#### Given instruction
Make an exact copy of the data below, leaving out every picture.

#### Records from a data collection
###
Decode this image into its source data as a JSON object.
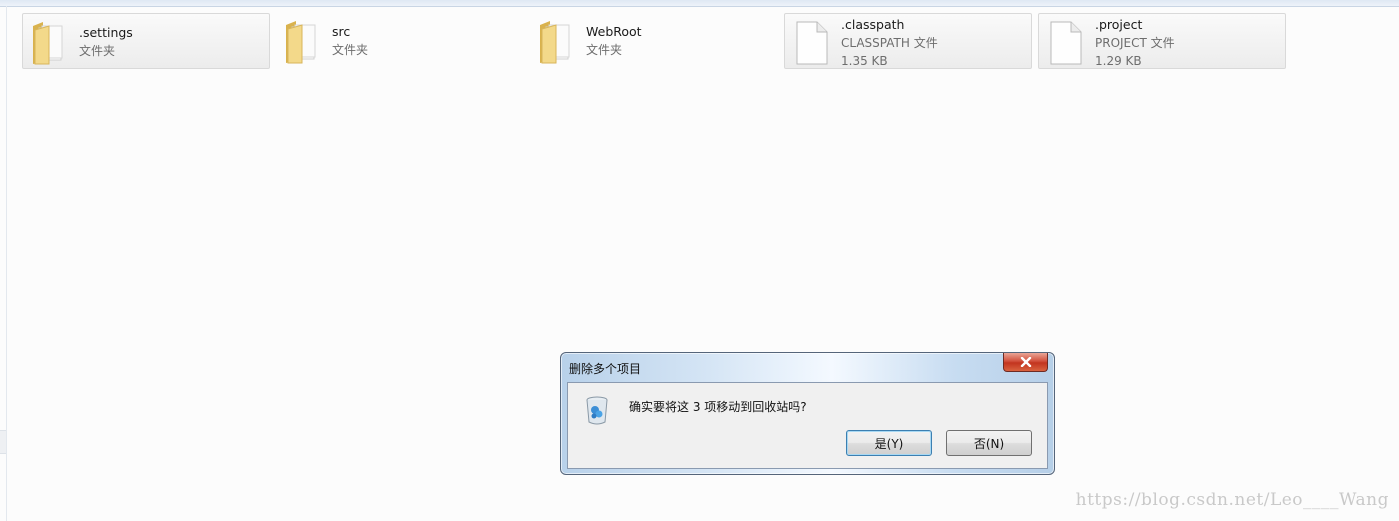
{
  "items": [
    {
      "name": ".settings",
      "type": "文件夹",
      "kind": "folder",
      "selected": true,
      "icon": "folder-icon"
    },
    {
      "name": "src",
      "type": "文件夹",
      "kind": "folder",
      "selected": false,
      "icon": "folder-icon"
    },
    {
      "name": "WebRoot",
      "type": "文件夹",
      "kind": "folder",
      "selected": false,
      "icon": "folder-icon"
    },
    {
      "name": ".classpath",
      "type": "CLASSPATH 文件",
      "size": "1.35 KB",
      "kind": "file",
      "selected": true,
      "icon": "file-icon"
    },
    {
      "name": ".project",
      "type": "PROJECT 文件",
      "size": "1.29 KB",
      "kind": "file",
      "selected": true,
      "icon": "file-icon"
    }
  ],
  "dialog": {
    "title": "删除多个项目",
    "message": "确实要将这 3 项移动到回收站吗?",
    "yes_label": "是(Y)",
    "no_label": "否(N)",
    "icon": "recycle-bin-icon"
  },
  "watermark": "https://blog.csdn.net/Leo____Wang",
  "colors": {
    "folder": "#f2d57e",
    "close_button": "#c9402b",
    "default_button_border": "#3c7fb1"
  }
}
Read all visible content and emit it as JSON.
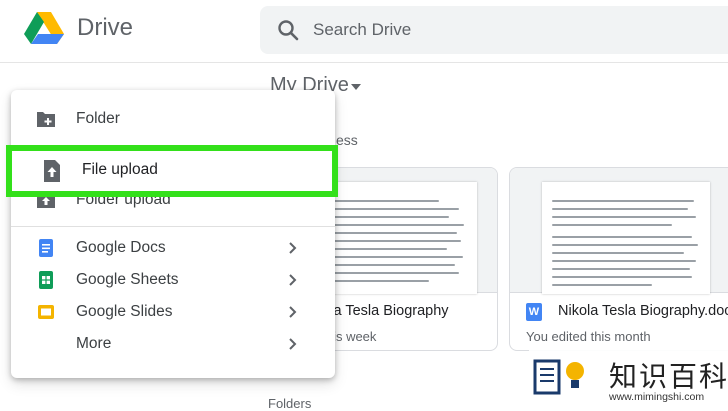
{
  "header": {
    "brand": "Drive",
    "search_placeholder": "Search Drive"
  },
  "main": {
    "title": "My Drive",
    "quick_access_label": "ess",
    "folders_label": "Folders",
    "files": [
      {
        "name": "kola Tesla Biography",
        "subtitle": "ı this week"
      },
      {
        "name": "Nikola Tesla Biography.docx",
        "subtitle": "You edited this month",
        "type_icon": "W"
      }
    ]
  },
  "new_menu": {
    "items": [
      {
        "label": "Folder",
        "icon": "folder-plus-icon"
      },
      {
        "label": "File upload",
        "icon": "file-upload-icon",
        "highlighted": true
      },
      {
        "label": "Folder upload",
        "icon": "folder-upload-icon"
      },
      {
        "label": "Google Docs",
        "icon": "google-docs-icon"
      },
      {
        "label": "Google Sheets",
        "icon": "google-sheets-icon"
      },
      {
        "label": "Google Slides",
        "icon": "google-slides-icon"
      },
      {
        "label": "More",
        "icon": ""
      }
    ]
  },
  "watermark": {
    "title": "知识百科",
    "url": "www.mimingshi.com"
  },
  "colors": {
    "highlight": "#33e01a",
    "docs": "#4285f4",
    "sheets": "#0f9d58",
    "slides": "#f4b400"
  }
}
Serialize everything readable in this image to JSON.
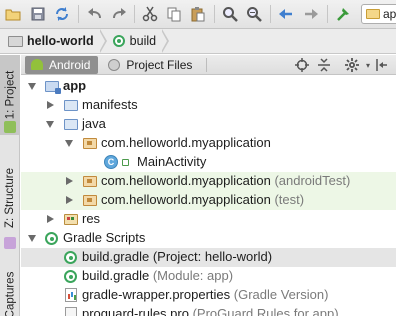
{
  "toolbar": {
    "run_config_label": "ap",
    "buttons": [
      "open-folder-icon",
      "save-icon",
      "sync-icon",
      "undo-icon",
      "redo-icon",
      "cut-icon",
      "copy-icon",
      "paste-icon",
      "find-icon",
      "replace-icon",
      "back-icon",
      "forward-icon",
      "build-hammer-icon"
    ]
  },
  "breadcrumb": {
    "items": [
      {
        "label": "hello-world",
        "icon": "folder-icon"
      },
      {
        "label": "build",
        "icon": "gradle-icon"
      }
    ]
  },
  "left_strip": {
    "tabs": [
      "1: Project",
      "Z: Structure",
      "Captures"
    ]
  },
  "panel": {
    "tabs": [
      {
        "label": "Android",
        "active": true
      },
      {
        "label": "Project Files",
        "active": false
      }
    ]
  },
  "tree": {
    "app": "app",
    "manifests": "manifests",
    "java": "java",
    "pkg_main": "com.helloworld.myapplication",
    "main_activity": "MainActivity",
    "pkg_android_test": "com.helloworld.myapplication",
    "pkg_android_test_hint": "(androidTest)",
    "pkg_test": "com.helloworld.myapplication",
    "pkg_test_hint": "(test)",
    "res": "res",
    "gradle_scripts": "Gradle Scripts",
    "build_gradle_project": "build.gradle",
    "build_gradle_project_hint": "(Project: hello-world)",
    "build_gradle_module": "build.gradle",
    "build_gradle_module_hint": "(Module: app)",
    "gradle_wrapper": "gradle-wrapper.properties",
    "gradle_wrapper_hint": "(Gradle Version)",
    "proguard": "proguard-rules.pro",
    "proguard_hint": "(ProGuard Rules for app)"
  }
}
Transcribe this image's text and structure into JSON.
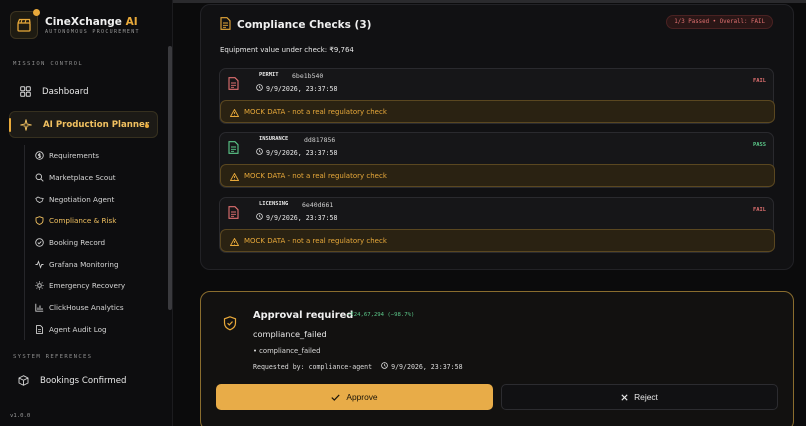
{
  "brand": {
    "name": "CineXchange",
    "name_accent": "AI",
    "subtitle": "AUTONOMOUS PROCUREMENT"
  },
  "sidebar": {
    "section_mission": "MISSION CONTROL",
    "section_system": "SYSTEM REFERENCES",
    "main_items": [
      {
        "label": "Dashboard",
        "icon": "grid-icon"
      },
      {
        "label": "AI Production Planner",
        "icon": "sparkle-icon"
      }
    ],
    "sub_items": [
      {
        "label": "Requirements",
        "icon": "dollar-circle-icon"
      },
      {
        "label": "Marketplace Scout",
        "icon": "search-icon"
      },
      {
        "label": "Negotiation Agent",
        "icon": "handshake-icon"
      },
      {
        "label": "Compliance & Risk",
        "icon": "shield-icon"
      },
      {
        "label": "Booking Record",
        "icon": "check-circle-icon"
      },
      {
        "label": "Grafana Monitoring",
        "icon": "activity-icon"
      },
      {
        "label": "Emergency Recovery",
        "icon": "sun-icon"
      },
      {
        "label": "ClickHouse Analytics",
        "icon": "bar-chart-icon"
      },
      {
        "label": "Agent Audit Log",
        "icon": "document-icon"
      }
    ],
    "system_items": [
      {
        "label": "Bookings Confirmed",
        "icon": "cube-icon"
      }
    ],
    "version": "v1.0.0"
  },
  "compliance": {
    "title": "Compliance Checks (3)",
    "status": "1/3 Passed • Overall: FAIL",
    "equipment_label": "Equipment value under check: ₹9,764",
    "mock_text": "MOCK DATA - not a real regulatory check",
    "checks": [
      {
        "type": "PERMIT",
        "hash": "6be1b540",
        "time": "9/9/2026, 23:37:58",
        "result": "FAIL"
      },
      {
        "type": "INSURANCE",
        "hash": "dd817856",
        "time": "9/9/2026, 23:37:58",
        "result": "PASS"
      },
      {
        "type": "LICENSING",
        "hash": "6e40d661",
        "time": "9/9/2026, 23:37:58",
        "result": "FAIL"
      }
    ]
  },
  "approval": {
    "title": "Approval required",
    "delta": "−₹24,67,294 (−98.7%)",
    "reason": "compliance_failed",
    "bullet": "• compliance_failed",
    "requested_by": "Requested by: compliance-agent",
    "requested_time": "9/9/2026, 23:37:58",
    "approve_label": "Approve",
    "reject_label": "Reject"
  },
  "colors": {
    "accent": "#e8a93a",
    "fail": "#e07070",
    "pass": "#5cc98a",
    "background": "#0b0b0c"
  }
}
###
#### Problem solution
Decode this image into its source data as a JSON object.
{
  "items": [
    {
      "name": ".settings",
      "type": "文件夹",
      "kind": "folder",
      "selected": true,
      "icon": "folder-icon"
    },
    {
      "name": "src",
      "type": "文件夹",
      "kind": "folder",
      "selected": false,
      "icon": "folder-icon"
    },
    {
      "name": "WebRoot",
      "type": "文件夹",
      "kind": "folder",
      "selected": false,
      "icon": "folder-icon"
    },
    {
      "name": ".classpath",
      "type": "CLASSPATH 文件",
      "size": "1.35 KB",
      "kind": "file",
      "selected": true,
      "icon": "file-icon"
    },
    {
      "name": ".project",
      "type": "PROJECT 文件",
      "size": "1.29 KB",
      "kind": "file",
      "selected": true,
      "icon": "file-icon"
    }
  ],
  "dialog": {
    "title": "删除多个项目",
    "message": "确实要将这 3 项移动到回收站吗?",
    "yes_label": "是(Y)",
    "no_label": "否(N)",
    "icon": "recycle-bin-icon"
  },
  "watermark": "https://blog.csdn.net/Leo____Wang",
  "colors": {
    "folder": "#f2d57e",
    "close_button": "#c9402b",
    "default_button_border": "#3c7fb1"
  }
}
Read all visible content and emit it as JSON.
{
  "header": {
    "brand": "Drive",
    "search_placeholder": "Search Drive"
  },
  "main": {
    "title": "My Drive",
    "quick_access_label": "ess",
    "folders_label": "Folders",
    "files": [
      {
        "name": "kola Tesla Biography",
        "subtitle": "ı this week"
      },
      {
        "name": "Nikola Tesla Biography.docx",
        "subtitle": "You edited this month",
        "type_icon": "W"
      }
    ]
  },
  "new_menu": {
    "items": [
      {
        "label": "Folder",
        "icon": "folder-plus-icon"
      },
      {
        "label": "File upload",
        "icon": "file-upload-icon",
        "highlighted": true
      },
      {
        "label": "Folder upload",
        "icon": "folder-upload-icon"
      },
      {
        "label": "Google Docs",
        "icon": "google-docs-icon"
      },
      {
        "label": "Google Sheets",
        "icon": "google-sheets-icon"
      },
      {
        "label": "Google Slides",
        "icon": "google-slides-icon"
      },
      {
        "label": "More",
        "icon": ""
      }
    ]
  },
  "watermark": {
    "title": "知识百科",
    "url": "www.mimingshi.com"
  },
  "colors": {
    "highlight": "#33e01a",
    "docs": "#4285f4",
    "sheets": "#0f9d58",
    "slides": "#f4b400"
  }
}
Serialize everything readable in this image to JSON.
{
  "toolbar": {
    "run_config_label": "ap",
    "buttons": [
      "open-folder-icon",
      "save-icon",
      "sync-icon",
      "undo-icon",
      "redo-icon",
      "cut-icon",
      "copy-icon",
      "paste-icon",
      "find-icon",
      "replace-icon",
      "back-icon",
      "forward-icon",
      "build-hammer-icon"
    ]
  },
  "breadcrumb": {
    "items": [
      {
        "label": "hello-world",
        "icon": "folder-icon"
      },
      {
        "label": "build",
        "icon": "gradle-icon"
      }
    ]
  },
  "left_strip": {
    "tabs": [
      "1: Project",
      "Z: Structure",
      "Captures"
    ]
  },
  "panel": {
    "tabs": [
      {
        "label": "Android",
        "active": true
      },
      {
        "label": "Project Files",
        "active": false
      }
    ]
  },
  "tree": {
    "app": "app",
    "manifests": "manifests",
    "java": "java",
    "pkg_main": "com.helloworld.myapplication",
    "main_activity": "MainActivity",
    "pkg_android_test": "com.helloworld.myapplication",
    "pkg_android_test_hint": "(androidTest)",
    "pkg_test": "com.helloworld.myapplication",
    "pkg_test_hint": "(test)",
    "res": "res",
    "gradle_scripts": "Gradle Scripts",
    "build_gradle_project": "build.gradle",
    "build_gradle_project_hint": "(Project: hello-world)",
    "build_gradle_module": "build.gradle",
    "build_gradle_module_hint": "(Module: app)",
    "gradle_wrapper": "gradle-wrapper.properties",
    "gradle_wrapper_hint": "(Gradle Version)",
    "proguard": "proguard-rules.pro",
    "proguard_hint": "(ProGuard Rules for app)"
  }
}
Transcribe this image's text and structure into JSON.
{
  "brand": {
    "name": "CineXchange",
    "name_accent": "AI",
    "subtitle": "AUTONOMOUS PROCUREMENT"
  },
  "sidebar": {
    "section_mission": "MISSION CONTROL",
    "section_system": "SYSTEM REFERENCES",
    "main_items": [
      {
        "label": "Dashboard",
        "icon": "grid-icon"
      },
      {
        "label": "AI Production Planner",
        "icon": "sparkle-icon"
      }
    ],
    "sub_items": [
      {
        "label": "Requirements",
        "icon": "dollar-circle-icon"
      },
      {
        "label": "Marketplace Scout",
        "icon": "search-icon"
      },
      {
        "label": "Negotiation Agent",
        "icon": "handshake-icon"
      },
      {
        "label": "Compliance & Risk",
        "icon": "shield-icon"
      },
      {
        "label": "Booking Record",
        "icon": "check-circle-icon"
      },
      {
        "label": "Grafana Monitoring",
        "icon": "activity-icon"
      },
      {
        "label": "Emergency Recovery",
        "icon": "sun-icon"
      },
      {
        "label": "ClickHouse Analytics",
        "icon": "bar-chart-icon"
      },
      {
        "label": "Agent Audit Log",
        "icon": "document-icon"
      }
    ],
    "system_items": [
      {
        "label": "Bookings Confirmed",
        "icon": "cube-icon"
      }
    ],
    "version": "v1.0.0"
  },
  "compliance": {
    "title": "Compliance Checks (3)",
    "status": "1/3 Passed • Overall: FAIL",
    "equipment_label": "Equipment value under check: ₹9,764",
    "mock_text": "MOCK DATA - not a real regulatory check",
    "checks": [
      {
        "type": "PERMIT",
        "hash": "6be1b540",
        "time": "9/9/2026, 23:37:58",
        "result": "FAIL"
      },
      {
        "type": "INSURANCE",
        "hash": "dd817856",
        "time": "9/9/2026, 23:37:58",
        "result": "PASS"
      },
      {
        "type": "LICENSING",
        "hash": "6e40d661",
        "time": "9/9/2026, 23:37:58",
        "result": "FAIL"
      }
    ]
  },
  "approval": {
    "title": "Approval required",
    "delta": "−₹24,67,294 (−98.7%)",
    "reason": "compliance_failed",
    "bullet": "• compliance_failed",
    "requested_by": "Requested by: compliance-agent",
    "requested_time": "9/9/2026, 23:37:58",
    "approve_label": "Approve",
    "reject_label": "Reject"
  },
  "colors": {
    "accent": "#e8a93a",
    "fail": "#e07070",
    "pass": "#5cc98a",
    "background": "#0b0b0c"
  }
}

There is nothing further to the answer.